## Your task
Copy out all of the material exactly as presented.

## Rows
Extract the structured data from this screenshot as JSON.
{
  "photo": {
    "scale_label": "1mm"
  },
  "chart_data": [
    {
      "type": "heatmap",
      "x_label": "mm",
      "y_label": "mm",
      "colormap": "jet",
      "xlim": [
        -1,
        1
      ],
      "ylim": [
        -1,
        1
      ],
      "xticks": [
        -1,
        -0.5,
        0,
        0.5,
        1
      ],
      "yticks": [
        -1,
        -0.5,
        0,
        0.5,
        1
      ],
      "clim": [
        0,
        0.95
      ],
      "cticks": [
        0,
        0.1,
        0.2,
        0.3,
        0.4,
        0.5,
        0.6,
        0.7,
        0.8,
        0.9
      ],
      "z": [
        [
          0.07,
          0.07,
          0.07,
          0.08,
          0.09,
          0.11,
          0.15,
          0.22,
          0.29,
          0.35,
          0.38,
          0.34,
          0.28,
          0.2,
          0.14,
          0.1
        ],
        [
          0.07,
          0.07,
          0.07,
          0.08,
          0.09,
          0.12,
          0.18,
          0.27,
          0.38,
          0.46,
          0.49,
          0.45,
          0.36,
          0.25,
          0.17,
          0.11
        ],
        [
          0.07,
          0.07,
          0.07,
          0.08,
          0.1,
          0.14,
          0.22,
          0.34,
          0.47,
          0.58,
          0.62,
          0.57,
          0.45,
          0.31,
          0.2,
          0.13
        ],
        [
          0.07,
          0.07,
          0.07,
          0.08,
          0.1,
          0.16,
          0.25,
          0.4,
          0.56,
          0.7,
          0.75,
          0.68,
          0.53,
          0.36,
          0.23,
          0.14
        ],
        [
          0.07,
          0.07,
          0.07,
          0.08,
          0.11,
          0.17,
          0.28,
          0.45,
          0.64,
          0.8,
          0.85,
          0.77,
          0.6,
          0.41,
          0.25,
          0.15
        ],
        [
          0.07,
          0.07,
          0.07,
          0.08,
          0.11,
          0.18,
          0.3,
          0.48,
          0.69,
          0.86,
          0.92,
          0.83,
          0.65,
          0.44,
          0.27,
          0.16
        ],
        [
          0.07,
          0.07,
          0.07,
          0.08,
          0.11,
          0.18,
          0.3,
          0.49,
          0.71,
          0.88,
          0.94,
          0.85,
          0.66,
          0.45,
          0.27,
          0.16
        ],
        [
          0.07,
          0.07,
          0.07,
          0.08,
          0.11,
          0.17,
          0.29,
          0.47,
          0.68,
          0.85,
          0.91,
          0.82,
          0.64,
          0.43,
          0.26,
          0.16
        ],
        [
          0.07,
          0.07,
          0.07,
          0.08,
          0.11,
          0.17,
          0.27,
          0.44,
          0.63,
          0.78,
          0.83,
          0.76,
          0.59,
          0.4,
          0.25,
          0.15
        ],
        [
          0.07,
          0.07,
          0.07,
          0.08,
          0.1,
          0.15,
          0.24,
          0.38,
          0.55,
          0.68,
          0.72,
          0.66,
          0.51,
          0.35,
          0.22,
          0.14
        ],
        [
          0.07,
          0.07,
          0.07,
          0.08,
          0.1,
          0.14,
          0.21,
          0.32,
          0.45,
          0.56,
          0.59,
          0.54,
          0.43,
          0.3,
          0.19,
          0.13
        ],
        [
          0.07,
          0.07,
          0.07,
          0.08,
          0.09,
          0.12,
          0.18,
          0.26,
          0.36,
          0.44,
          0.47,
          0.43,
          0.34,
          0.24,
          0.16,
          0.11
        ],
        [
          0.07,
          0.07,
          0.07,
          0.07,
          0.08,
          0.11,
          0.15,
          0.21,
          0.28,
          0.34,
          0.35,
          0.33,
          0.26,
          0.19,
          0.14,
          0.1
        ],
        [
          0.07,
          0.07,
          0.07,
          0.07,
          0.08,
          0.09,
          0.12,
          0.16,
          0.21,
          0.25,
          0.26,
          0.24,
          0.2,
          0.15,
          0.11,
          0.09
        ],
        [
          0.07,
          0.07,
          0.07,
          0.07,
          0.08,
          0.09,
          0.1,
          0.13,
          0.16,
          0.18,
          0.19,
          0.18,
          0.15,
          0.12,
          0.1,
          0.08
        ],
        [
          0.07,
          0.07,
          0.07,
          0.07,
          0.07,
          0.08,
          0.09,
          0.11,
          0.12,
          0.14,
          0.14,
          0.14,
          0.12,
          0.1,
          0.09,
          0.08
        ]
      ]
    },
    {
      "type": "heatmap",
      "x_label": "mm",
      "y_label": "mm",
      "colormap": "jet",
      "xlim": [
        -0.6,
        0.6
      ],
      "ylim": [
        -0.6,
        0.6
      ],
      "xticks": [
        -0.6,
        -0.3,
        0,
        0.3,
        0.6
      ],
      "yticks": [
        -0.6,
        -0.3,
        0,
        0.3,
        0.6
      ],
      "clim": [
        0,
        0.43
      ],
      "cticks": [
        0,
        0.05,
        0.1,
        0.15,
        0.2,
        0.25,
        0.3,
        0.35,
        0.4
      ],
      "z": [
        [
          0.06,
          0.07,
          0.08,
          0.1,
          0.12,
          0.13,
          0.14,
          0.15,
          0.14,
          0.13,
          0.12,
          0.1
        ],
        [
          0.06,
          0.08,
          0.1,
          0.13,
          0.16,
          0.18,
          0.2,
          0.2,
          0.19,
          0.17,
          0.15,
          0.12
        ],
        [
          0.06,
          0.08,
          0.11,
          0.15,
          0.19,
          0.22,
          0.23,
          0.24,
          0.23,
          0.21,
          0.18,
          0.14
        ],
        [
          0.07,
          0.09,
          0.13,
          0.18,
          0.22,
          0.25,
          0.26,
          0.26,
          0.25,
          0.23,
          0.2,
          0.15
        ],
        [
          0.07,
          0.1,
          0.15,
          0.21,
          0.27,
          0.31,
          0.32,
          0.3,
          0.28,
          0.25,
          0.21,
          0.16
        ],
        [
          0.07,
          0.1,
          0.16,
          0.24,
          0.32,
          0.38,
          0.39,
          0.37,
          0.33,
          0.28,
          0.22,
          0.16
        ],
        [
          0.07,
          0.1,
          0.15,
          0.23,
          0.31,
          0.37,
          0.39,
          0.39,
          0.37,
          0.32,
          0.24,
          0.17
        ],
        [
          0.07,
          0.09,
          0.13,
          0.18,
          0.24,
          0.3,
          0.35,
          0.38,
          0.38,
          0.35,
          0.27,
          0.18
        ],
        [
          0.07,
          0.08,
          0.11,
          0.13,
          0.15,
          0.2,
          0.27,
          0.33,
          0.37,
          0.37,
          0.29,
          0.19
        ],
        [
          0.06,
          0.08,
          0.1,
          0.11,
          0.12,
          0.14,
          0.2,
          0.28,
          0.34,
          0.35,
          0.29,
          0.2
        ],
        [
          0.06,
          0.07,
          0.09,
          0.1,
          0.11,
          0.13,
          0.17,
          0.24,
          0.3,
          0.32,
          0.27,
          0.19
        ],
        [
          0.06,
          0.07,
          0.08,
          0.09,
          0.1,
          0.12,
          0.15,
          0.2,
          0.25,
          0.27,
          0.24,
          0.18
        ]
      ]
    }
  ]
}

## Solution to the problem
Extract the structured data from this screenshot as JSON.
{
  "photo": {
    "scale_label": "1mm"
  },
  "chart_data": [
    {
      "type": "heatmap",
      "x_label": "mm",
      "y_label": "mm",
      "colormap": "jet",
      "xlim": [
        -1,
        1
      ],
      "ylim": [
        -1,
        1
      ],
      "xticks": [
        -1,
        -0.5,
        0,
        0.5,
        1
      ],
      "yticks": [
        -1,
        -0.5,
        0,
        0.5,
        1
      ],
      "clim": [
        0,
        0.95
      ],
      "cticks": [
        0,
        0.1,
        0.2,
        0.3,
        0.4,
        0.5,
        0.6,
        0.7,
        0.8,
        0.9
      ],
      "z": [
        [
          0.07,
          0.07,
          0.07,
          0.08,
          0.09,
          0.11,
          0.15,
          0.22,
          0.29,
          0.35,
          0.38,
          0.34,
          0.28,
          0.2,
          0.14,
          0.1
        ],
        [
          0.07,
          0.07,
          0.07,
          0.08,
          0.09,
          0.12,
          0.18,
          0.27,
          0.38,
          0.46,
          0.49,
          0.45,
          0.36,
          0.25,
          0.17,
          0.11
        ],
        [
          0.07,
          0.07,
          0.07,
          0.08,
          0.1,
          0.14,
          0.22,
          0.34,
          0.47,
          0.58,
          0.62,
          0.57,
          0.45,
          0.31,
          0.2,
          0.13
        ],
        [
          0.07,
          0.07,
          0.07,
          0.08,
          0.1,
          0.16,
          0.25,
          0.4,
          0.56,
          0.7,
          0.75,
          0.68,
          0.53,
          0.36,
          0.23,
          0.14
        ],
        [
          0.07,
          0.07,
          0.07,
          0.08,
          0.11,
          0.17,
          0.28,
          0.45,
          0.64,
          0.8,
          0.85,
          0.77,
          0.6,
          0.41,
          0.25,
          0.15
        ],
        [
          0.07,
          0.07,
          0.07,
          0.08,
          0.11,
          0.18,
          0.3,
          0.48,
          0.69,
          0.86,
          0.92,
          0.83,
          0.65,
          0.44,
          0.27,
          0.16
        ],
        [
          0.07,
          0.07,
          0.07,
          0.08,
          0.11,
          0.18,
          0.3,
          0.49,
          0.71,
          0.88,
          0.94,
          0.85,
          0.66,
          0.45,
          0.27,
          0.16
        ],
        [
          0.07,
          0.07,
          0.07,
          0.08,
          0.11,
          0.17,
          0.29,
          0.47,
          0.68,
          0.85,
          0.91,
          0.82,
          0.64,
          0.43,
          0.26,
          0.16
        ],
        [
          0.07,
          0.07,
          0.07,
          0.08,
          0.11,
          0.17,
          0.27,
          0.44,
          0.63,
          0.78,
          0.83,
          0.76,
          0.59,
          0.4,
          0.25,
          0.15
        ],
        [
          0.07,
          0.07,
          0.07,
          0.08,
          0.1,
          0.15,
          0.24,
          0.38,
          0.55,
          0.68,
          0.72,
          0.66,
          0.51,
          0.35,
          0.22,
          0.14
        ],
        [
          0.07,
          0.07,
          0.07,
          0.08,
          0.1,
          0.14,
          0.21,
          0.32,
          0.45,
          0.56,
          0.59,
          0.54,
          0.43,
          0.3,
          0.19,
          0.13
        ],
        [
          0.07,
          0.07,
          0.07,
          0.08,
          0.09,
          0.12,
          0.18,
          0.26,
          0.36,
          0.44,
          0.47,
          0.43,
          0.34,
          0.24,
          0.16,
          0.11
        ],
        [
          0.07,
          0.07,
          0.07,
          0.07,
          0.08,
          0.11,
          0.15,
          0.21,
          0.28,
          0.34,
          0.35,
          0.33,
          0.26,
          0.19,
          0.14,
          0.1
        ],
        [
          0.07,
          0.07,
          0.07,
          0.07,
          0.08,
          0.09,
          0.12,
          0.16,
          0.21,
          0.25,
          0.26,
          0.24,
          0.2,
          0.15,
          0.11,
          0.09
        ],
        [
          0.07,
          0.07,
          0.07,
          0.07,
          0.08,
          0.09,
          0.1,
          0.13,
          0.16,
          0.18,
          0.19,
          0.18,
          0.15,
          0.12,
          0.1,
          0.08
        ],
        [
          0.07,
          0.07,
          0.07,
          0.07,
          0.07,
          0.08,
          0.09,
          0.11,
          0.12,
          0.14,
          0.14,
          0.14,
          0.12,
          0.1,
          0.09,
          0.08
        ]
      ]
    },
    {
      "type": "heatmap",
      "x_label": "mm",
      "y_label": "mm",
      "colormap": "jet",
      "xlim": [
        -0.6,
        0.6
      ],
      "ylim": [
        -0.6,
        0.6
      ],
      "xticks": [
        -0.6,
        -0.3,
        0,
        0.3,
        0.6
      ],
      "yticks": [
        -0.6,
        -0.3,
        0,
        0.3,
        0.6
      ],
      "clim": [
        0,
        0.43
      ],
      "cticks": [
        0,
        0.05,
        0.1,
        0.15,
        0.2,
        0.25,
        0.3,
        0.35,
        0.4
      ],
      "z": [
        [
          0.06,
          0.07,
          0.08,
          0.1,
          0.12,
          0.13,
          0.14,
          0.15,
          0.14,
          0.13,
          0.12,
          0.1
        ],
        [
          0.06,
          0.08,
          0.1,
          0.13,
          0.16,
          0.18,
          0.2,
          0.2,
          0.19,
          0.17,
          0.15,
          0.12
        ],
        [
          0.06,
          0.08,
          0.11,
          0.15,
          0.19,
          0.22,
          0.23,
          0.24,
          0.23,
          0.21,
          0.18,
          0.14
        ],
        [
          0.07,
          0.09,
          0.13,
          0.18,
          0.22,
          0.25,
          0.26,
          0.26,
          0.25,
          0.23,
          0.2,
          0.15
        ],
        [
          0.07,
          0.1,
          0.15,
          0.21,
          0.27,
          0.31,
          0.32,
          0.3,
          0.28,
          0.25,
          0.21,
          0.16
        ],
        [
          0.07,
          0.1,
          0.16,
          0.24,
          0.32,
          0.38,
          0.39,
          0.37,
          0.33,
          0.28,
          0.22,
          0.16
        ],
        [
          0.07,
          0.1,
          0.15,
          0.23,
          0.31,
          0.37,
          0.39,
          0.39,
          0.37,
          0.32,
          0.24,
          0.17
        ],
        [
          0.07,
          0.09,
          0.13,
          0.18,
          0.24,
          0.3,
          0.35,
          0.38,
          0.38,
          0.35,
          0.27,
          0.18
        ],
        [
          0.07,
          0.08,
          0.11,
          0.13,
          0.15,
          0.2,
          0.27,
          0.33,
          0.37,
          0.37,
          0.29,
          0.19
        ],
        [
          0.06,
          0.08,
          0.1,
          0.11,
          0.12,
          0.14,
          0.2,
          0.28,
          0.34,
          0.35,
          0.29,
          0.2
        ],
        [
          0.06,
          0.07,
          0.09,
          0.1,
          0.11,
          0.13,
          0.17,
          0.24,
          0.3,
          0.32,
          0.27,
          0.19
        ],
        [
          0.06,
          0.07,
          0.08,
          0.09,
          0.1,
          0.12,
          0.15,
          0.2,
          0.25,
          0.27,
          0.24,
          0.18
        ]
      ]
    }
  ]
}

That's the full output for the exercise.